### WORK TO COMPLETE
Output the records. Match them exactly.

### PROVIDED ENTRIES
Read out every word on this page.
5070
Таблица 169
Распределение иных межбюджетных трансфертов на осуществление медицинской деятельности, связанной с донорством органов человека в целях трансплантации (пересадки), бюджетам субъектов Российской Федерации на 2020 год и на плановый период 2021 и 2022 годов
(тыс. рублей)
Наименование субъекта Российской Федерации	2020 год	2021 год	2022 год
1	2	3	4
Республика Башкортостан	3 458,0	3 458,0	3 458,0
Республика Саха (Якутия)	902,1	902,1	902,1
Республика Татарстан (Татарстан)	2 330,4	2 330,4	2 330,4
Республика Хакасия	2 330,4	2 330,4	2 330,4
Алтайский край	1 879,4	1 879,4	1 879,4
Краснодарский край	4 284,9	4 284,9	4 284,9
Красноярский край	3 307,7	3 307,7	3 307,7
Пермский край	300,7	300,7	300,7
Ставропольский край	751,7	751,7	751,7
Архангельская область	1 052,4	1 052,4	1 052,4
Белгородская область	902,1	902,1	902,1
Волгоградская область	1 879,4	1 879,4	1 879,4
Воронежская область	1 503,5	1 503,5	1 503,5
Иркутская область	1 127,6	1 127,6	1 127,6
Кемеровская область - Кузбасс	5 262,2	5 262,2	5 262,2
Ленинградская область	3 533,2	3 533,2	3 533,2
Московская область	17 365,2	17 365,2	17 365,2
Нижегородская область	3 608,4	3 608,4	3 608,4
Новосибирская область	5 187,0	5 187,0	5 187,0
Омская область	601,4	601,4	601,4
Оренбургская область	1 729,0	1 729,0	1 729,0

### RESULT OF THIS TASK
Read out every word on this page.
5070
Таблица 169
Распределение иных межбюджетных трансфертов на осуществление медицинской деятельности, связанной с донорством органов человека в целях трансплантации (пересадки), бюджетам субъектов Российской Федерации на 2020 год и на плановый период 2021 и 2022 годов
(тыс. рублей)
Наименование субъекта Российской Федерации	2020 год	2021 год	2022 год
1	2	3	4
Республика Башкортостан	3 458,0	3 458,0	3 458,0
Республика Саха (Якутия)	902,1	902,1	902,1
Республика Татарстан (Татарстан)	2 330,4	2 330,4	2 330,4
Республика Хакасия	2 330,4	2 330,4	2 330,4
Алтайский край	1 879,4	1 879,4	1 879,4
Краснодарский край	4 284,9	4 284,9	4 284,9
Красноярский край	3 307,7	3 307,7	3 307,7
Пермский край	300,7	300,7	300,7
Ставропольский край	751,7	751,7	751,7
Архангельская область	1 052,4	1 052,4	1 052,4
Белгородская область	902,1	902,1	902,1
Волгоградская область	1 879,4	1 879,4	1 879,4
Воронежская область	1 503,5	1 503,5	1 503,5
Иркутская область	1 127,6	1 127,6	1 127,6
Кемеровская область - Кузбасс	5 262,2	5 262,2	5 262,2
Ленинградская область	3 533,2	3 533,2	3 533,2
Московская область	17 365,2	17 365,2	17 365,2
Нижегородская область	3 608,4	3 608,4	3 608,4
Новосибирская область	5 187,0	5 187,0	5 187,0
Омская область	601,4	601,4	601,4
Оренбургская область	1 729,0	1 729,0	1 729,0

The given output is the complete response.